- _Data records_:
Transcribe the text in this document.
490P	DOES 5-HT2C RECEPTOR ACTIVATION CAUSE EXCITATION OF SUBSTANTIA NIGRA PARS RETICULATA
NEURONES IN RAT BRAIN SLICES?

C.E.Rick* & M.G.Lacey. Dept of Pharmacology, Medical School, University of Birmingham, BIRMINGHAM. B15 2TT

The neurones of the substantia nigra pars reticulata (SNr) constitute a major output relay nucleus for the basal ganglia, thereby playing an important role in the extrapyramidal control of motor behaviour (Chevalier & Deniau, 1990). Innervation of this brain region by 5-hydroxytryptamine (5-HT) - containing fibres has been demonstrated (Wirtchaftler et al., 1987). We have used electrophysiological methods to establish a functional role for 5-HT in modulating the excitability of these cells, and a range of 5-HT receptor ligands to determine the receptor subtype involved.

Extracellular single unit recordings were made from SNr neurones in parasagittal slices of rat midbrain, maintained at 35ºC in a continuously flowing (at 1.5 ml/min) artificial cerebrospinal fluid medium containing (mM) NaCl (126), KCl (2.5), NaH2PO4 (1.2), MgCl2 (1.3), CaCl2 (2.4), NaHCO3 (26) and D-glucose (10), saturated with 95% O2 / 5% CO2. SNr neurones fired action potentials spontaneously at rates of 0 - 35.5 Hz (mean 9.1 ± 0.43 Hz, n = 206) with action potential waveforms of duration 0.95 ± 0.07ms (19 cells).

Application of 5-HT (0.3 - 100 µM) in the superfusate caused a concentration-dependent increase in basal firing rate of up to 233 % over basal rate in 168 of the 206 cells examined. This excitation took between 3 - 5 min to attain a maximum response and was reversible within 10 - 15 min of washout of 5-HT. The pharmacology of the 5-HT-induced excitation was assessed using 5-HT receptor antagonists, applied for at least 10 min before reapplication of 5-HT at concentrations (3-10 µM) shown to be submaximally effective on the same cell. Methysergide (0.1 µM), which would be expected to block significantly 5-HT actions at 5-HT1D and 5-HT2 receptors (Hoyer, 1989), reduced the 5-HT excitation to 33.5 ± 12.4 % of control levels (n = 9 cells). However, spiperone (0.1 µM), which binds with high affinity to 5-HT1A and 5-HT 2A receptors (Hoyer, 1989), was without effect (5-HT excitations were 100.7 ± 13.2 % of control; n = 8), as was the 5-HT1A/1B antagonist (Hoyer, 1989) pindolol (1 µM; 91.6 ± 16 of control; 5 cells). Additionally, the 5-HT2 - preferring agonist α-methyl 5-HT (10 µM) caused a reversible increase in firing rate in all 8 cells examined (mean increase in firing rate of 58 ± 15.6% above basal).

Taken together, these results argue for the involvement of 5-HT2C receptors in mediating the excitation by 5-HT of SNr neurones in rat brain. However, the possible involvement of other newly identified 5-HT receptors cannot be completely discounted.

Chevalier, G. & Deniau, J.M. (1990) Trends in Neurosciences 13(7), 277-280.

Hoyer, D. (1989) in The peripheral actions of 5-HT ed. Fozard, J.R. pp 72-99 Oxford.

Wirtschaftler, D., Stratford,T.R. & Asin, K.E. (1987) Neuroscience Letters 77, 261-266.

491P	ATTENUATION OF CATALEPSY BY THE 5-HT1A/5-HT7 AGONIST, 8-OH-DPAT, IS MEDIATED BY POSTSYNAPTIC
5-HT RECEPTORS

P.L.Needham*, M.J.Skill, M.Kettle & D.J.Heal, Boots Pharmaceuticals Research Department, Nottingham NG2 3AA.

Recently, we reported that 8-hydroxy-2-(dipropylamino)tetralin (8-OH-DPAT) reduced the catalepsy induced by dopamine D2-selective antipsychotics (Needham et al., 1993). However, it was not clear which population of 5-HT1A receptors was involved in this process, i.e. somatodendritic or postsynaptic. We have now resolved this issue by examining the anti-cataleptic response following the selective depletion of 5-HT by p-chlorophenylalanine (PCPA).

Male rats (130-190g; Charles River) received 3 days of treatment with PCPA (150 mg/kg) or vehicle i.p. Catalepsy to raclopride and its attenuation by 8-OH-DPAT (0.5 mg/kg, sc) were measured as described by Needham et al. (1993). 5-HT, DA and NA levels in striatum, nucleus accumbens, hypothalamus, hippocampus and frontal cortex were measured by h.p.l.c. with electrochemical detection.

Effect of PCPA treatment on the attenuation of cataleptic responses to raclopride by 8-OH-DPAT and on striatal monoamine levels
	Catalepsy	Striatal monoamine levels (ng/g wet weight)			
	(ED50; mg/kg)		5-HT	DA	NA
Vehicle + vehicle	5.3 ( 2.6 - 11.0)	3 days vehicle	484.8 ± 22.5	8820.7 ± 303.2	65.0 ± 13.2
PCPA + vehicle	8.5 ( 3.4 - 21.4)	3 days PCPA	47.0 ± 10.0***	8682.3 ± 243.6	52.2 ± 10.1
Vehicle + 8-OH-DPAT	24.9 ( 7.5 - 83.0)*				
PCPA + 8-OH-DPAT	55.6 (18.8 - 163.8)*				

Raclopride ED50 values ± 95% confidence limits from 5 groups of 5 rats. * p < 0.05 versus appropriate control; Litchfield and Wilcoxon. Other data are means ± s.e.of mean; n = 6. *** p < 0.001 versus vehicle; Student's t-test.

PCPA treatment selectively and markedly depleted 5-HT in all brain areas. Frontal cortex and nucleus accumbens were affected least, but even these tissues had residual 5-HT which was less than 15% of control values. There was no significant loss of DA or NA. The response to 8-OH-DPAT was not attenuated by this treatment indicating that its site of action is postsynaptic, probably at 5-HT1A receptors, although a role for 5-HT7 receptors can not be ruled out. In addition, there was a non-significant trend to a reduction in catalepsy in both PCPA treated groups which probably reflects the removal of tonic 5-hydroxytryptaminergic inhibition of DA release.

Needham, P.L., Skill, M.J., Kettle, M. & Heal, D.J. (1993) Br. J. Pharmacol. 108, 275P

- _Task statement_:
The answer must be every line from the records above that contains the word "Heal", copied out.

- _Your response_:
P.L.Needham*, M.J.Skill, M.Kettle & D.J.Heal, Boots Pharmaceuticals Research Department, Nottingham NG2 3AA.
Needham, P.L., Skill, M.J., Kettle, M. & Heal, D.J. (1993) Br. J. Pharmacol. 108, 275P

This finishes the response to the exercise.